> [Input]:
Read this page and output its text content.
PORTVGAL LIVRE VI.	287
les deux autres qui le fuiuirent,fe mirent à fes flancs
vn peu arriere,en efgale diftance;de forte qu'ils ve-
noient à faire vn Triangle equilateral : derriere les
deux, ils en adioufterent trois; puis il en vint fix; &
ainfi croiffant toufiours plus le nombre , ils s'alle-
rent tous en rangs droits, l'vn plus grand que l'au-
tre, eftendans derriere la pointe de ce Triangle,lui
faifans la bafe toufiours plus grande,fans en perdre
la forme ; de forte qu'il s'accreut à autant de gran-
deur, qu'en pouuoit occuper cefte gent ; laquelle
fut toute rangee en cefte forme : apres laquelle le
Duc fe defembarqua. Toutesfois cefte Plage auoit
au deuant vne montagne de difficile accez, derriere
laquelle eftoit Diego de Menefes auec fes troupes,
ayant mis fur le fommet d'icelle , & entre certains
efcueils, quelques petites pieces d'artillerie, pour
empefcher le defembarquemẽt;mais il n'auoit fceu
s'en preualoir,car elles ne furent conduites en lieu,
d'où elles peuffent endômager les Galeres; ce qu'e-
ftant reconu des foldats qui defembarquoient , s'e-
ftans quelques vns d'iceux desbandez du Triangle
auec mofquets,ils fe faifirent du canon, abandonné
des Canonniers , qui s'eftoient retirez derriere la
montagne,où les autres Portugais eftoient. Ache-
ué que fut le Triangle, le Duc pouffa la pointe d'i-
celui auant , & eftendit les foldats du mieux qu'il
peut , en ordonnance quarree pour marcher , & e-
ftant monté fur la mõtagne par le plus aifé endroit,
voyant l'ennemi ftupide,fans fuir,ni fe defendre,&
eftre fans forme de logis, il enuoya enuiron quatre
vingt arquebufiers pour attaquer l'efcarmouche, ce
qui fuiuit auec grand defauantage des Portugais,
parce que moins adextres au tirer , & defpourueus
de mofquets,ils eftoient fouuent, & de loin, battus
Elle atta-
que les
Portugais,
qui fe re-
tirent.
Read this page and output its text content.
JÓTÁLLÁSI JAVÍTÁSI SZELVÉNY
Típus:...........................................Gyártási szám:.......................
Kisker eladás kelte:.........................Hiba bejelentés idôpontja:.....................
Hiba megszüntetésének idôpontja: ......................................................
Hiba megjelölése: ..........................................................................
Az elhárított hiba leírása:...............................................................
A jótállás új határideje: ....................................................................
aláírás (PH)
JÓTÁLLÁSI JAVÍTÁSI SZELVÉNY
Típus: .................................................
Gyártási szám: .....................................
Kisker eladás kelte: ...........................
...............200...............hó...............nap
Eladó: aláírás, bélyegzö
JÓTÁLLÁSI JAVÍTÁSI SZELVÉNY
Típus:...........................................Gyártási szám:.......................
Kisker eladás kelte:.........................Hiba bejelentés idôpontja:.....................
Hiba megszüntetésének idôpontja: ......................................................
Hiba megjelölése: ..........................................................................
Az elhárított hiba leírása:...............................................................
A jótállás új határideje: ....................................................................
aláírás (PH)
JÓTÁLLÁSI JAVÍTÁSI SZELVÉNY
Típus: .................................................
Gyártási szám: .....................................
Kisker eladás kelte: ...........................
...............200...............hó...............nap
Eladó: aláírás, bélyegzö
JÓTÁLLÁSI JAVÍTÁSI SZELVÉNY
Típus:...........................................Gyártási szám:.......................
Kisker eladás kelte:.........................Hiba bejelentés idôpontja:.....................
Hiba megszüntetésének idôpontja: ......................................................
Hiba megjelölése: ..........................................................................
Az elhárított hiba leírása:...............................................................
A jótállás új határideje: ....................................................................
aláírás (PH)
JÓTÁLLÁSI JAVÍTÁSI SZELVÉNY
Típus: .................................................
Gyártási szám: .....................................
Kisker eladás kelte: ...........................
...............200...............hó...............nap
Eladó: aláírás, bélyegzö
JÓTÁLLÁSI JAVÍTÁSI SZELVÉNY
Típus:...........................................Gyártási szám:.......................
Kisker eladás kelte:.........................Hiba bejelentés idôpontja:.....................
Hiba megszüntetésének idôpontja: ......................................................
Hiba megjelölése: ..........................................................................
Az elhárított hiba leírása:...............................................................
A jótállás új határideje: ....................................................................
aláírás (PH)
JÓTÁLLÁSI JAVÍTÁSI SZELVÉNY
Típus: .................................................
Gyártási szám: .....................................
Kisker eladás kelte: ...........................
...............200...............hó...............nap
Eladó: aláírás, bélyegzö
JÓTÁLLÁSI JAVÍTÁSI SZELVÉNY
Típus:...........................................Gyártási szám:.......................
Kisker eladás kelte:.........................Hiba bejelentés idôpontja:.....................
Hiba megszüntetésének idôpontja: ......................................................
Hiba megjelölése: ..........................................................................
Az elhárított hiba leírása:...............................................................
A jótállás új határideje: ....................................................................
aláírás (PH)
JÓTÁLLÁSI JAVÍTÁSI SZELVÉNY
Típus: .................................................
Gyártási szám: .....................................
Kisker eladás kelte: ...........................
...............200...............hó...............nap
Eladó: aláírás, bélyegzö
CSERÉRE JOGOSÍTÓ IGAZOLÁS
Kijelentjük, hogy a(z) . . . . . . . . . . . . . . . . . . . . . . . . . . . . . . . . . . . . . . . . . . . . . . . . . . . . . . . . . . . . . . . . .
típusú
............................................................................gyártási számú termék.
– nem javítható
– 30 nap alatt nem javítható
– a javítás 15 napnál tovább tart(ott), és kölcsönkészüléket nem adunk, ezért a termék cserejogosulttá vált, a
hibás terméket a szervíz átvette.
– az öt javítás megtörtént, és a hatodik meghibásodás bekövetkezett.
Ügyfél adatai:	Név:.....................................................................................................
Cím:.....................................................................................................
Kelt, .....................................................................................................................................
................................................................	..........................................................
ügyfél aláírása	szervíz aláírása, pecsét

> [Problem to solve]: Transcribe every line of the data, exactly as it stands.

> [Task response]:
Read this page and output its text content.
PORTVGAL LIVRE VI.	287
les deux autres qui le fuiuirent,fe mirent à fes flancs
vn peu arriere,en efgale diftance;de forte qu'ils ve-
noient à faire vn Triangle equilateral : derriere les
deux, ils en adioufterent trois; puis il en vint fix; &
ainfi croiffant toufiours plus le nombre , ils s'alle-
rent tous en rangs droits, l'vn plus grand que l'au-
tre, eftendans derriere la pointe de ce Triangle,lui
faifans la bafe toufiours plus grande,fans en perdre
la forme ; de forte qu'il s'accreut à autant de gran-
deur, qu'en pouuoit occuper cefte gent ; laquelle
fut toute rangee en cefte forme : apres laquelle le
Duc fe defembarqua. Toutesfois cefte Plage auoit
au deuant vne montagne de difficile accez, derriere
laquelle eftoit Diego de Menefes auec fes troupes,
ayant mis fur le fommet d'icelle , & entre certains
efcueils, quelques petites pieces d'artillerie, pour
empefcher le defembarquemẽt;mais il n'auoit fceu
s'en preualoir,car elles ne furent conduites en lieu,
d'où elles peuffent endômager les Galeres; ce qu'e-
ftant reconu des foldats qui defembarquoient , s'e-
ftans quelques vns d'iceux desbandez du Triangle
auec mofquets,ils fe faifirent du canon, abandonné
des Canonniers , qui s'eftoient retirez derriere la
montagne,où les autres Portugais eftoient. Ache-
ué que fut le Triangle, le Duc pouffa la pointe d'i-
celui auant , & eftendit les foldats du mieux qu'il
peut , en ordonnance quarree pour marcher , & e-
ftant monté fur la mõtagne par le plus aifé endroit,
voyant l'ennemi ftupide,fans fuir,ni fe defendre,&
eftre fans forme de logis, il enuoya enuiron quatre
vingt arquebufiers pour attaquer l'efcarmouche, ce
qui fuiuit auec grand defauantage des Portugais,
parce que moins adextres au tirer , & defpourueus
de mofquets,ils eftoient fouuent, & de loin, battus
Elle atta-
que les
Portugais,
qui fe re-
tirent.
Read this page and output its text content.
JÓTÁLLÁSI JAVÍTÁSI SZELVÉNY
Típus:...........................................Gyártási szám:.......................
Kisker eladás kelte:.........................Hiba bejelentés idôpontja:.....................
Hiba megszüntetésének idôpontja: ......................................................
Hiba megjelölése: ..........................................................................
Az elhárított hiba leírása:...............................................................
A jótállás új határideje: ....................................................................
aláírás (PH)
JÓTÁLLÁSI JAVÍTÁSI SZELVÉNY
Típus: .................................................
Gyártási szám: .....................................
Kisker eladás kelte: ...........................
...............200...............hó...............nap
Eladó: aláírás, bélyegzö
JÓTÁLLÁSI JAVÍTÁSI SZELVÉNY
Típus:...........................................Gyártási szám:.......................
Kisker eladás kelte:.........................Hiba bejelentés idôpontja:.....................
Hiba megszüntetésének idôpontja: ......................................................
Hiba megjelölése: ..........................................................................
Az elhárított hiba leírása:...............................................................
A jótállás új határideje: ....................................................................
aláírás (PH)
JÓTÁLLÁSI JAVÍTÁSI SZELVÉNY
Típus: .................................................
Gyártási szám: .....................................
Kisker eladás kelte: ...........................
...............200...............hó...............nap
Eladó: aláírás, bélyegzö
JÓTÁLLÁSI JAVÍTÁSI SZELVÉNY
Típus:...........................................Gyártási szám:.......................
Kisker eladás kelte:.........................Hiba bejelentés idôpontja:.....................
Hiba megszüntetésének idôpontja: ......................................................
Hiba megjelölése: ..........................................................................
Az elhárított hiba leírása:...............................................................
A jótállás új határideje: ....................................................................
aláírás (PH)
JÓTÁLLÁSI JAVÍTÁSI SZELVÉNY
Típus: .................................................
Gyártási szám: .....................................
Kisker eladás kelte: ...........................
...............200...............hó...............nap
Eladó: aláírás, bélyegzö
JÓTÁLLÁSI JAVÍTÁSI SZELVÉNY
Típus:...........................................Gyártási szám:.......................
Kisker eladás kelte:.........................Hiba bejelentés idôpontja:.....................
Hiba megszüntetésének idôpontja: ......................................................
Hiba megjelölése: ..........................................................................
Az elhárított hiba leírása:...............................................................
A jótállás új határideje: ....................................................................
aláírás (PH)
JÓTÁLLÁSI JAVÍTÁSI SZELVÉNY
Típus: .................................................
Gyártási szám: .....................................
Kisker eladás kelte: ...........................
...............200...............hó...............nap
Eladó: aláírás, bélyegzö
JÓTÁLLÁSI JAVÍTÁSI SZELVÉNY
Típus:...........................................Gyártási szám:.......................
Kisker eladás kelte:.........................Hiba bejelentés idôpontja:.....................
Hiba megszüntetésének idôpontja: ......................................................
Hiba megjelölése: ..........................................................................
Az elhárított hiba leírása:...............................................................
A jótállás új határideje: ....................................................................
aláírás (PH)
JÓTÁLLÁSI JAVÍTÁSI SZELVÉNY
Típus: .................................................
Gyártási szám: .....................................
Kisker eladás kelte: ...........................
...............200...............hó...............nap
Eladó: aláírás, bélyegzö
CSERÉRE JOGOSÍTÓ IGAZOLÁS
Kijelentjük, hogy a(z) . . . . . . . . . . . . . . . . . . . . . . . . . . . . . . . . . . . . . . . . . . . . . . . . . . . . . . . . . . . . . . . . .
típusú
............................................................................gyártási számú termék.
– nem javítható
– 30 nap alatt nem javítható
– a javítás 15 napnál tovább tart(ott), és kölcsönkészüléket nem adunk, ezért a termék cserejogosulttá vált, a
hibás terméket a szervíz átvette.
– az öt javítás megtörtént, és a hatodik meghibásodás bekövetkezett.
Ügyfél adatai:	Név:.....................................................................................................
Cím:.....................................................................................................
Kelt, .....................................................................................................................................
................................................................	..........................................................
ügyfél aláírása	szervíz aláírása, pecsét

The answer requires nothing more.